All lines featuring the string "lacustrine" are to be listed.

** start **

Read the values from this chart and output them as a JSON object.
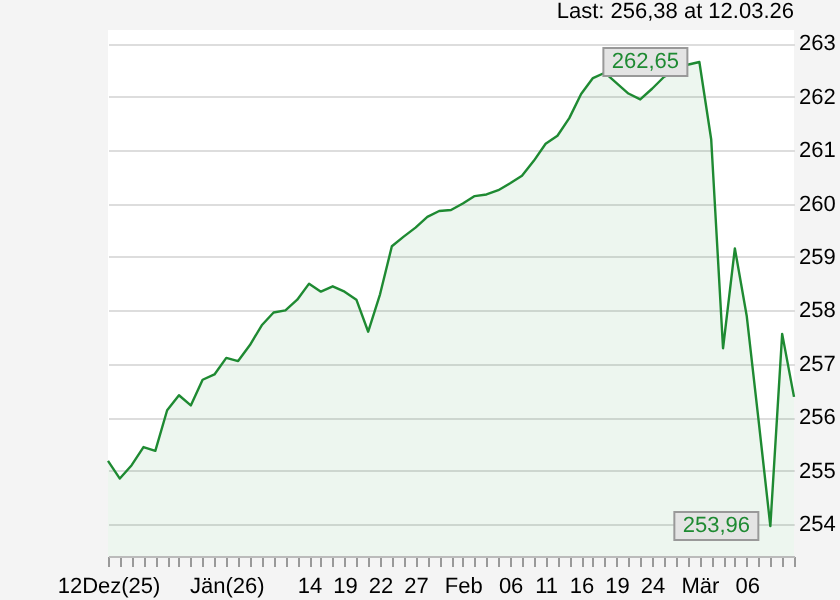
{
  "chart_data": {
    "type": "area",
    "categories": [
      "12Dez(25)",
      null,
      null,
      null,
      null,
      null,
      null,
      null,
      null,
      null,
      "Jän(26)",
      null,
      null,
      null,
      null,
      null,
      null,
      "14",
      null,
      null,
      "19",
      null,
      null,
      "22",
      null,
      null,
      "27",
      null,
      null,
      null,
      "Feb",
      null,
      null,
      null,
      "06",
      null,
      null,
      "11",
      null,
      null,
      "16",
      null,
      null,
      "19",
      null,
      null,
      "24",
      null,
      null,
      null,
      "Mär",
      null,
      null,
      null,
      "06",
      null,
      null,
      null,
      null
    ],
    "series": [
      {
        "color": "#1e8a32",
        "values": [
          255.18,
          254.85,
          255.1,
          255.44,
          255.37,
          256.13,
          256.41,
          256.22,
          256.7,
          256.8,
          257.11,
          257.05,
          257.35,
          257.72,
          257.96,
          258.0,
          258.2,
          258.5,
          258.35,
          258.45,
          258.35,
          258.2,
          257.6,
          258.3,
          259.2,
          259.38,
          259.55,
          259.75,
          259.86,
          259.88,
          260.0,
          260.14,
          260.17,
          260.25,
          260.38,
          260.52,
          260.8,
          261.12,
          261.27,
          261.6,
          262.05,
          262.35,
          262.45,
          null,
          262.06,
          261.95,
          262.15,
          262.37,
          null,
          262.6,
          262.65,
          261.2,
          257.29,
          259.16,
          257.9,
          255.95,
          253.96,
          257.56,
          256.38
        ]
      }
    ],
    "ylim": [
      253.4,
      263.25
    ],
    "yticks": [
      254,
      255,
      256,
      257,
      258,
      259,
      260,
      261,
      262,
      263
    ],
    "grid": "y",
    "annotations": [
      "Last: 256,38 at 12.03.26",
      {
        "text": "262,65",
        "y": 262.65
      },
      {
        "text": "253,96",
        "y": 253.96
      }
    ]
  }
}
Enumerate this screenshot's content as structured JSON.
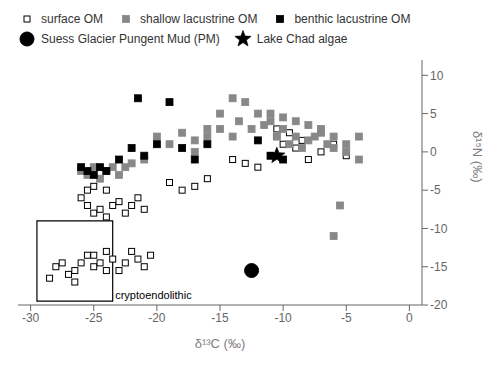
{
  "chart_data": {
    "type": "scatter",
    "xlabel": "δ¹³C (‰)",
    "ylabel": "δ¹⁵N (‰)",
    "xlim": [
      -31,
      1
    ],
    "ylim": [
      -20,
      12
    ],
    "xticks": [
      -30,
      -25,
      -20,
      -15,
      -10,
      -5,
      0
    ],
    "yticks": [
      -20,
      -15,
      -10,
      -5,
      0,
      5,
      10
    ],
    "grid": false,
    "legend": "upper left",
    "series": [
      {
        "name": "surface OM",
        "color": "black",
        "marker": "square_open",
        "values": [
          [
            -28.5,
            -16.5
          ],
          [
            -28,
            -15
          ],
          [
            -27.5,
            -14.5
          ],
          [
            -27,
            -16
          ],
          [
            -26.5,
            -17
          ],
          [
            -26.5,
            -15.5
          ],
          [
            -26,
            -14.5
          ],
          [
            -25.5,
            -13.5
          ],
          [
            -25,
            -15
          ],
          [
            -25,
            -13.5
          ],
          [
            -24.5,
            -14.5
          ],
          [
            -24,
            -13
          ],
          [
            -24,
            -15.5
          ],
          [
            -23.5,
            -14
          ],
          [
            -23,
            -15.5
          ],
          [
            -22.5,
            -14.5
          ],
          [
            -22,
            -13
          ],
          [
            -21.5,
            -14
          ],
          [
            -21,
            -15
          ],
          [
            -20.5,
            -13.5
          ],
          [
            -25.5,
            -7
          ],
          [
            -25,
            -8
          ],
          [
            -24.5,
            -7.5
          ],
          [
            -24,
            -8.5
          ],
          [
            -23.5,
            -7
          ],
          [
            -23,
            -6.5
          ],
          [
            -22.5,
            -8
          ],
          [
            -22,
            -7
          ],
          [
            -21.5,
            -6
          ],
          [
            -21,
            -7.5
          ],
          [
            -26,
            -6
          ],
          [
            -25.5,
            -5
          ],
          [
            -25,
            -4.5
          ],
          [
            -24,
            -5
          ],
          [
            -19,
            -4
          ],
          [
            -18,
            -5
          ],
          [
            -17,
            -4.5
          ],
          [
            -16,
            -3.5
          ],
          [
            -14,
            -1
          ],
          [
            -13,
            -1.5
          ],
          [
            -12,
            -2
          ],
          [
            -11,
            -0.5
          ],
          [
            -10,
            1
          ],
          [
            -10.5,
            2
          ],
          [
            -9,
            0.5
          ],
          [
            -8,
            -1
          ],
          [
            -7,
            0
          ],
          [
            -6,
            1
          ],
          [
            -5,
            -0.5
          ],
          [
            -10.5,
            3
          ],
          [
            -9.5,
            2.5
          ],
          [
            -8.5,
            1.5
          ]
        ]
      },
      {
        "name": "shallow lacustrine OM",
        "color": "#888888",
        "marker": "square",
        "values": [
          [
            -26,
            -2.5
          ],
          [
            -25.5,
            -3
          ],
          [
            -25,
            -2
          ],
          [
            -24.5,
            -3.5
          ],
          [
            -24,
            -2.5
          ],
          [
            -23.5,
            -2
          ],
          [
            -23,
            -3
          ],
          [
            -22.5,
            -2
          ],
          [
            -22,
            -1.5
          ],
          [
            -21,
            -1
          ],
          [
            -20,
            2
          ],
          [
            -19,
            1
          ],
          [
            -18,
            2.5
          ],
          [
            -17,
            1.5
          ],
          [
            -16,
            3
          ],
          [
            -15,
            5
          ],
          [
            -14,
            7
          ],
          [
            -13,
            6.5
          ],
          [
            -12,
            5
          ],
          [
            -11,
            4
          ],
          [
            -10,
            3
          ],
          [
            -9,
            2
          ],
          [
            -8,
            1.5
          ],
          [
            -7,
            3
          ],
          [
            -6,
            2
          ],
          [
            -5,
            0
          ],
          [
            -4,
            -1
          ],
          [
            -5.5,
            -7
          ],
          [
            -6,
            -11
          ],
          [
            -13.5,
            4
          ],
          [
            -12.5,
            3
          ],
          [
            -11.5,
            3.5
          ],
          [
            -10.5,
            2
          ],
          [
            -9.5,
            1
          ],
          [
            -8.5,
            0.5
          ],
          [
            -7.5,
            2
          ],
          [
            -6.5,
            1
          ],
          [
            -14,
            2
          ],
          [
            -15,
            3
          ],
          [
            -16,
            2
          ],
          [
            -17,
            0
          ],
          [
            -11,
            5
          ],
          [
            -10,
            4.5
          ],
          [
            -9,
            4
          ],
          [
            -8,
            3.5
          ],
          [
            -7,
            2.5
          ],
          [
            -6,
            0.5
          ],
          [
            -5,
            1
          ],
          [
            -4,
            2
          ]
        ]
      },
      {
        "name": "benthic lacustrine OM",
        "color": "black",
        "marker": "square",
        "values": [
          [
            -26,
            -2
          ],
          [
            -25.5,
            -2.5
          ],
          [
            -25,
            -3
          ],
          [
            -24.5,
            -2
          ],
          [
            -24,
            -2.5
          ],
          [
            -23,
            -1
          ],
          [
            -22,
            0.5
          ],
          [
            -21,
            -0.5
          ],
          [
            -20,
            1
          ],
          [
            -19,
            6.5
          ],
          [
            -18,
            0.5
          ],
          [
            -17,
            -1
          ],
          [
            -16,
            1
          ],
          [
            -12,
            1.5
          ],
          [
            -11,
            -0.5
          ],
          [
            -10,
            -1
          ],
          [
            -21.5,
            7
          ]
        ]
      },
      {
        "name": "Suess Glacier Pungent Mud (PM)",
        "color": "black",
        "marker": "circle",
        "values": [
          [
            -12.5,
            -15.5
          ]
        ]
      },
      {
        "name": "Lake Chad algae",
        "color": "black",
        "marker": "star",
        "values": [
          [
            -10.5,
            -0.5
          ]
        ]
      }
    ],
    "rectangles": [
      {
        "x": -29.5,
        "y": -19.5,
        "width": 6.0,
        "height": 10.5,
        "color": "black"
      }
    ],
    "annotations": [
      {
        "text": "cryptoendolithic",
        "x": -23.3,
        "y": -19.2
      }
    ]
  }
}
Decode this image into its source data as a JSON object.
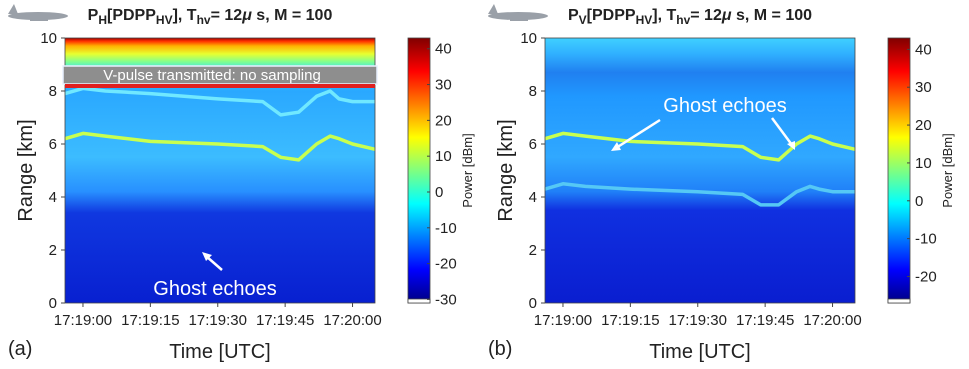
{
  "chart_data": [
    {
      "type": "heatmap",
      "title": [
        {
          "text": "P"
        },
        {
          "text": "H",
          "sub": true
        },
        {
          "text": "[PDPP"
        },
        {
          "text": "HV",
          "sub": true
        },
        {
          "text": "], T"
        },
        {
          "text": "hv",
          "sub": true
        },
        {
          "text": "= 12"
        },
        {
          "text": "μ",
          "italic": true
        },
        {
          "text": " s, M = 100"
        }
      ],
      "panel_label": "(a)",
      "xlabel": "Time [UTC]",
      "ylabel": "Range [km]",
      "colorbar_label": "Power [dBm]",
      "xlim": [
        -4,
        65
      ],
      "xticks": [
        {
          "value": 0,
          "label": "17:19:00"
        },
        {
          "value": 15,
          "label": "17:19:15"
        },
        {
          "value": 30,
          "label": "17:19:30"
        },
        {
          "value": 45,
          "label": "17:19:45"
        },
        {
          "value": 60,
          "label": "17:20:00"
        }
      ],
      "ylim": [
        10,
        0
      ],
      "yticks": [
        0,
        2,
        4,
        6,
        8,
        10
      ],
      "clim": [
        -31,
        43
      ],
      "cticks": [
        40,
        30,
        20,
        10,
        0,
        -10,
        -20,
        -30
      ],
      "annotations": [
        "V-pulse transmitted: no sampling",
        "Ghost echoes"
      ],
      "x": [
        -4,
        0,
        5,
        15,
        30,
        40,
        44,
        48,
        52,
        55,
        57,
        60,
        65
      ],
      "series": [
        {
          "color": "#c8ff50",
          "values": [
            6.2,
            6.4,
            6.3,
            6.1,
            6.0,
            5.9,
            5.5,
            5.4,
            6.0,
            6.3,
            6.2,
            6.0,
            5.8
          ]
        },
        {
          "color": "#70e8ff",
          "values": [
            7.9,
            8.1,
            8.0,
            7.9,
            7.7,
            7.6,
            7.1,
            7.2,
            7.8,
            8.0,
            7.7,
            7.6,
            7.6
          ]
        }
      ]
    },
    {
      "type": "heatmap",
      "title": [
        {
          "text": "P"
        },
        {
          "text": "V",
          "sub": true
        },
        {
          "text": "[PDPP"
        },
        {
          "text": "HV",
          "sub": true
        },
        {
          "text": "], T"
        },
        {
          "text": "hv",
          "sub": true
        },
        {
          "text": "= 12"
        },
        {
          "text": "μ",
          "italic": true
        },
        {
          "text": " s, M = 100"
        }
      ],
      "panel_label": "(b)",
      "xlabel": "Time [UTC]",
      "ylabel": "Range [km]",
      "colorbar_label": "Power [dBm]",
      "xlim": [
        -4,
        65
      ],
      "xticks": [
        {
          "value": 0,
          "label": "17:19:00"
        },
        {
          "value": 15,
          "label": "17:19:15"
        },
        {
          "value": 30,
          "label": "17:19:30"
        },
        {
          "value": 45,
          "label": "17:19:45"
        },
        {
          "value": 60,
          "label": "17:20:00"
        }
      ],
      "ylim": [
        10,
        0
      ],
      "yticks": [
        0,
        2,
        4,
        6,
        8,
        10
      ],
      "clim": [
        -27,
        43
      ],
      "cticks": [
        40,
        30,
        20,
        10,
        0,
        -10,
        -20
      ],
      "annotations": [
        "Ghost echoes"
      ],
      "x": [
        -4,
        0,
        5,
        15,
        30,
        40,
        44,
        48,
        52,
        55,
        57,
        60,
        65
      ],
      "series": [
        {
          "color": "#c8ff50",
          "values": [
            6.2,
            6.4,
            6.3,
            6.1,
            6.0,
            5.9,
            5.5,
            5.4,
            6.0,
            6.3,
            6.2,
            6.0,
            5.8
          ]
        },
        {
          "color": "#55c8f5",
          "values": [
            4.3,
            4.5,
            4.4,
            4.3,
            4.2,
            4.1,
            3.7,
            3.7,
            4.2,
            4.4,
            4.3,
            4.2,
            4.2
          ]
        }
      ]
    }
  ]
}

** end **

FINISHED EXERCISE:
        "name": "shallow lacustrine OM",
        "name": "benthic lacustrine OM",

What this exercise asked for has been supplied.